# WHAT NEEDS TO BE DONE
Transcribe all the entries word for word, skipping the pictures.

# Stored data
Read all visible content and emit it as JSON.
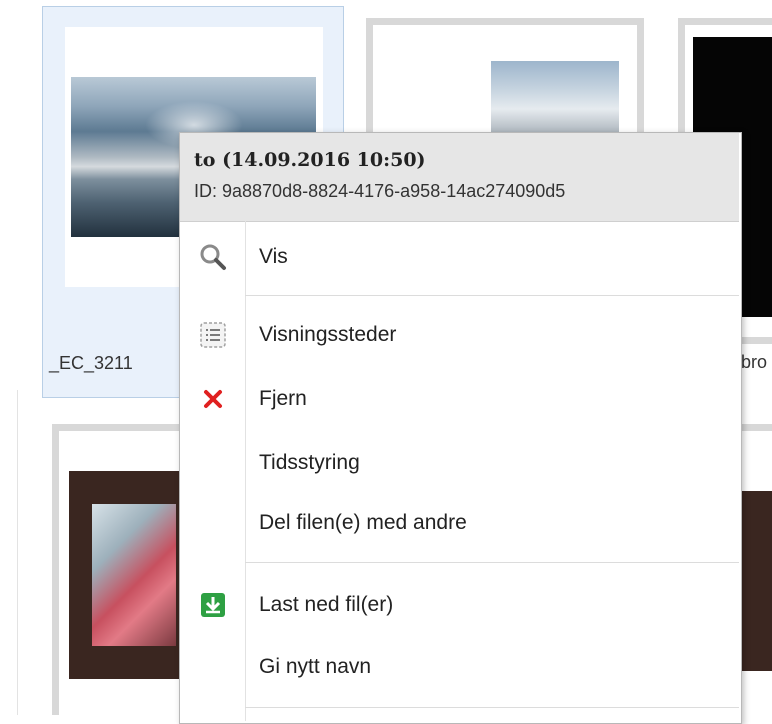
{
  "gallery": {
    "tiles": [
      {
        "label": "_EC_3211"
      },
      {
        "label": ""
      },
      {
        "label": "bro"
      }
    ]
  },
  "context_menu": {
    "title": "to (14.09.2016 10:50)",
    "id_line": "ID: 9a8870d8-8824-4176-a958-14ac274090d5",
    "items": [
      {
        "label": "Vis",
        "icon": "magnifier-icon"
      },
      {
        "label": "Visningssteder",
        "icon": "list-icon"
      },
      {
        "label": "Fjern",
        "icon": "red-x-icon"
      },
      {
        "label": "Tidsstyring",
        "icon": ""
      },
      {
        "label": "Del filen(e) med andre",
        "icon": ""
      },
      {
        "label": "Last ned fil(er)",
        "icon": "green-download-icon"
      },
      {
        "label": "Gi nytt navn",
        "icon": ""
      }
    ]
  },
  "colors": {
    "selection_border": "#b9cfe6",
    "remove_icon": "#e02020",
    "download_icon": "#2ea043"
  }
}
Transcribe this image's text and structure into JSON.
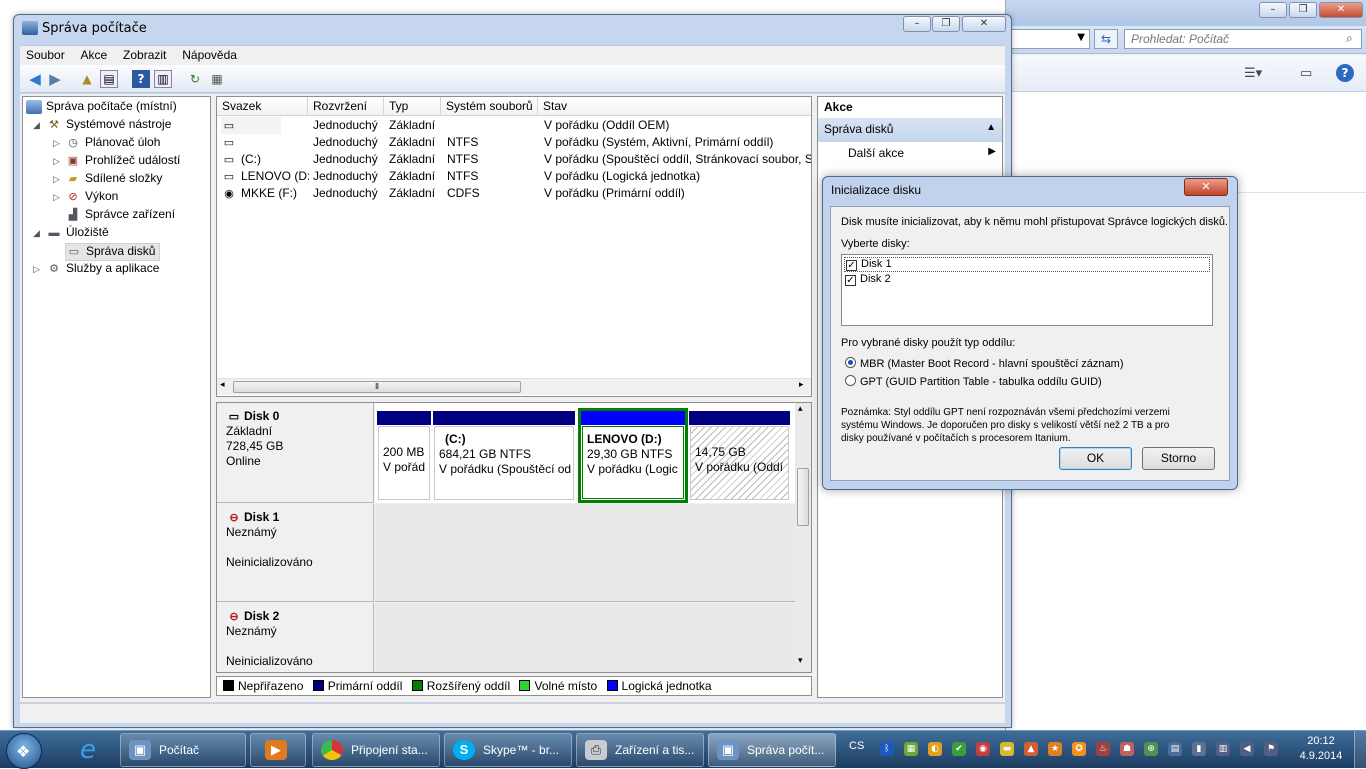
{
  "window": {
    "title": "Správa počítače"
  },
  "menu": [
    "Soubor",
    "Akce",
    "Zobrazit",
    "Nápověda"
  ],
  "tree": [
    {
      "label": "Správa počítače (místní)",
      "level": 0,
      "icon": "computer-management-icon"
    },
    {
      "label": "Systémové nástroje",
      "level": 1,
      "icon": "tools-icon"
    },
    {
      "label": "Plánovač úloh",
      "level": 2,
      "icon": "clock-icon"
    },
    {
      "label": "Prohlížeč událostí",
      "level": 2,
      "icon": "event-viewer-icon"
    },
    {
      "label": "Sdílené složky",
      "level": 2,
      "icon": "shared-folder-icon"
    },
    {
      "label": "Výkon",
      "level": 2,
      "icon": "performance-icon"
    },
    {
      "label": "Správce zařízení",
      "level": 2,
      "icon": "device-manager-icon"
    },
    {
      "label": "Úložiště",
      "level": 1,
      "icon": "storage-icon"
    },
    {
      "label": "Správa disků",
      "level": 2,
      "icon": "disk-management-icon",
      "selected": true
    },
    {
      "label": "Služby a aplikace",
      "level": 1,
      "icon": "services-icon"
    }
  ],
  "volumes": {
    "columns": [
      "Svazek",
      "Rozvržení",
      "Typ",
      "Systém souborů",
      "Stav"
    ],
    "rows": [
      [
        "",
        "Jednoduchý",
        "Základní",
        "",
        "V pořádku (Oddíl OEM)"
      ],
      [
        "",
        "Jednoduchý",
        "Základní",
        "NTFS",
        "V pořádku (Systém, Aktivní, Primární oddíl)"
      ],
      [
        "(C:)",
        "Jednoduchý",
        "Základní",
        "NTFS",
        "V pořádku (Spouštěcí oddíl, Stránkovací soubor, St"
      ],
      [
        "LENOVO (D:)",
        "Jednoduchý",
        "Základní",
        "NTFS",
        "V pořádku (Logická jednotka)"
      ],
      [
        "MKKE (F:)",
        "Jednoduchý",
        "Základní",
        "CDFS",
        "V pořádku (Primární oddíl)"
      ]
    ]
  },
  "disks": {
    "disk0": {
      "name": "Disk 0",
      "type": "Základní",
      "size": "728,45 GB",
      "status": "Online"
    },
    "disk1": {
      "name": "Disk 1",
      "type": "Neznámý",
      "status": "Neinicializováno"
    },
    "disk2": {
      "name": "Disk 2",
      "type": "Neznámý",
      "status": "Neinicializováno"
    },
    "partitions": [
      {
        "label": "",
        "size": "200 MB",
        "status": "V pořád"
      },
      {
        "label": "(C:)",
        "size": "684,21 GB NTFS",
        "status": "V pořádku (Spouštěcí od"
      },
      {
        "label": "LENOVO  (D:)",
        "size": "29,30 GB NTFS",
        "status": "V pořádku (Logic"
      },
      {
        "label": "",
        "size": "14,75 GB",
        "status": "V pořádku (Oddí"
      }
    ]
  },
  "legend": [
    "Nepřiřazeno",
    "Primární oddíl",
    "Rozšířený oddíl",
    "Volné místo",
    "Logická jednotka"
  ],
  "colors": {
    "unallocated": "#000000",
    "primary": "#000080",
    "extended": "#008000",
    "free": "#32d032",
    "logical": "#0000ff"
  },
  "actions": {
    "header": "Akce",
    "section": "Správa disků",
    "more": "Další akce"
  },
  "dialog": {
    "title": "Inicializace disku",
    "intro": "Disk musíte inicializovat, aby k němu mohl přistupovat Správce logických disků.",
    "select_label": "Vyberte disky:",
    "disks": [
      "Disk 1",
      "Disk 2"
    ],
    "style_label": "Pro vybrané disky použít typ oddílu:",
    "mbr": "MBR (Master Boot Record - hlavní spouštěcí záznam)",
    "gpt": "GPT (GUID Partition Table - tabulka oddílu GUID)",
    "note1": "Poznámka: Styl oddílu GPT není rozpoznáván všemi předchozími verzemi",
    "note2": "systému Windows. Je doporučen pro disky s velikostí větší než 2 TB a pro",
    "note3": "disky používané v počítačích s procesorem Itanium.",
    "ok": "OK",
    "cancel": "Storno"
  },
  "background_window": {
    "search_placeholder": "Prohledat: Počítač"
  },
  "taskbar": {
    "items": [
      "Počítač",
      "",
      "Připojení sta...",
      "Skype™ - br...",
      "Zařízení a tis...",
      "Správa počít..."
    ],
    "lang": "CS",
    "time": "20:12",
    "date": "4.9.2014"
  }
}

# OUTPUT BELOW
Read all visible content and emit it as JSON.
{
  "gallery": {
    "tiles": [
      {
        "label": "_EC_3211"
      },
      {
        "label": ""
      },
      {
        "label": "bro"
      }
    ]
  },
  "context_menu": {
    "title": "to (14.09.2016 10:50)",
    "id_line": "ID: 9a8870d8-8824-4176-a958-14ac274090d5",
    "items": [
      {
        "label": "Vis",
        "icon": "magnifier-icon"
      },
      {
        "label": "Visningssteder",
        "icon": "list-icon"
      },
      {
        "label": "Fjern",
        "icon": "red-x-icon"
      },
      {
        "label": "Tidsstyring",
        "icon": ""
      },
      {
        "label": "Del filen(e) med andre",
        "icon": ""
      },
      {
        "label": "Last ned fil(er)",
        "icon": "green-download-icon"
      },
      {
        "label": "Gi nytt navn",
        "icon": ""
      }
    ]
  },
  "colors": {
    "selection_border": "#b9cfe6",
    "remove_icon": "#e02020",
    "download_icon": "#2ea043"
  }
}
Transcribe this image's text and structure into JSON.
{
  "window": {
    "title": "Správa počítače"
  },
  "menu": [
    "Soubor",
    "Akce",
    "Zobrazit",
    "Nápověda"
  ],
  "tree": [
    {
      "label": "Správa počítače (místní)",
      "level": 0,
      "icon": "computer-management-icon"
    },
    {
      "label": "Systémové nástroje",
      "level": 1,
      "icon": "tools-icon"
    },
    {
      "label": "Plánovač úloh",
      "level": 2,
      "icon": "clock-icon"
    },
    {
      "label": "Prohlížeč událostí",
      "level": 2,
      "icon": "event-viewer-icon"
    },
    {
      "label": "Sdílené složky",
      "level": 2,
      "icon": "shared-folder-icon"
    },
    {
      "label": "Výkon",
      "level": 2,
      "icon": "performance-icon"
    },
    {
      "label": "Správce zařízení",
      "level": 2,
      "icon": "device-manager-icon"
    },
    {
      "label": "Úložiště",
      "level": 1,
      "icon": "storage-icon"
    },
    {
      "label": "Správa disků",
      "level": 2,
      "icon": "disk-management-icon",
      "selected": true
    },
    {
      "label": "Služby a aplikace",
      "level": 1,
      "icon": "services-icon"
    }
  ],
  "volumes": {
    "columns": [
      "Svazek",
      "Rozvržení",
      "Typ",
      "Systém souborů",
      "Stav"
    ],
    "rows": [
      [
        "",
        "Jednoduchý",
        "Základní",
        "",
        "V pořádku (Oddíl OEM)"
      ],
      [
        "",
        "Jednoduchý",
        "Základní",
        "NTFS",
        "V pořádku (Systém, Aktivní, Primární oddíl)"
      ],
      [
        "(C:)",
        "Jednoduchý",
        "Základní",
        "NTFS",
        "V pořádku (Spouštěcí oddíl, Stránkovací soubor, St"
      ],
      [
        "LENOVO (D:)",
        "Jednoduchý",
        "Základní",
        "NTFS",
        "V pořádku (Logická jednotka)"
      ],
      [
        "MKKE (F:)",
        "Jednoduchý",
        "Základní",
        "CDFS",
        "V pořádku (Primární oddíl)"
      ]
    ]
  },
  "disks": {
    "disk0": {
      "name": "Disk 0",
      "type": "Základní",
      "size": "728,45 GB",
      "status": "Online"
    },
    "disk1": {
      "name": "Disk 1",
      "type": "Neznámý",
      "status": "Neinicializováno"
    },
    "disk2": {
      "name": "Disk 2",
      "type": "Neznámý",
      "status": "Neinicializováno"
    },
    "partitions": [
      {
        "label": "",
        "size": "200 MB",
        "status": "V pořád"
      },
      {
        "label": "(C:)",
        "size": "684,21 GB NTFS",
        "status": "V pořádku (Spouštěcí od"
      },
      {
        "label": "LENOVO  (D:)",
        "size": "29,30 GB NTFS",
        "status": "V pořádku (Logic"
      },
      {
        "label": "",
        "size": "14,75 GB",
        "status": "V pořádku (Oddí"
      }
    ]
  },
  "legend": [
    "Nepřiřazeno",
    "Primární oddíl",
    "Rozšířený oddíl",
    "Volné místo",
    "Logická jednotka"
  ],
  "colors": {
    "unallocated": "#000000",
    "primary": "#000080",
    "extended": "#008000",
    "free": "#32d032",
    "logical": "#0000ff"
  },
  "actions": {
    "header": "Akce",
    "section": "Správa disků",
    "more": "Další akce"
  },
  "dialog": {
    "title": "Inicializace disku",
    "intro": "Disk musíte inicializovat, aby k němu mohl přistupovat Správce logických disků.",
    "select_label": "Vyberte disky:",
    "disks": [
      "Disk 1",
      "Disk 2"
    ],
    "style_label": "Pro vybrané disky použít typ oddílu:",
    "mbr": "MBR (Master Boot Record - hlavní spouštěcí záznam)",
    "gpt": "GPT (GUID Partition Table - tabulka oddílu GUID)",
    "note1": "Poznámka: Styl oddílu GPT není rozpoznáván všemi předchozími verzemi",
    "note2": "systému Windows. Je doporučen pro disky s velikostí větší než 2 TB a pro",
    "note3": "disky používané v počítačích s procesorem Itanium.",
    "ok": "OK",
    "cancel": "Storno"
  },
  "background_window": {
    "search_placeholder": "Prohledat: Počítač"
  },
  "taskbar": {
    "items": [
      "Počítač",
      "",
      "Připojení sta...",
      "Skype™ - br...",
      "Zařízení a tis...",
      "Správa počít..."
    ],
    "lang": "CS",
    "time": "20:12",
    "date": "4.9.2014"
  }
}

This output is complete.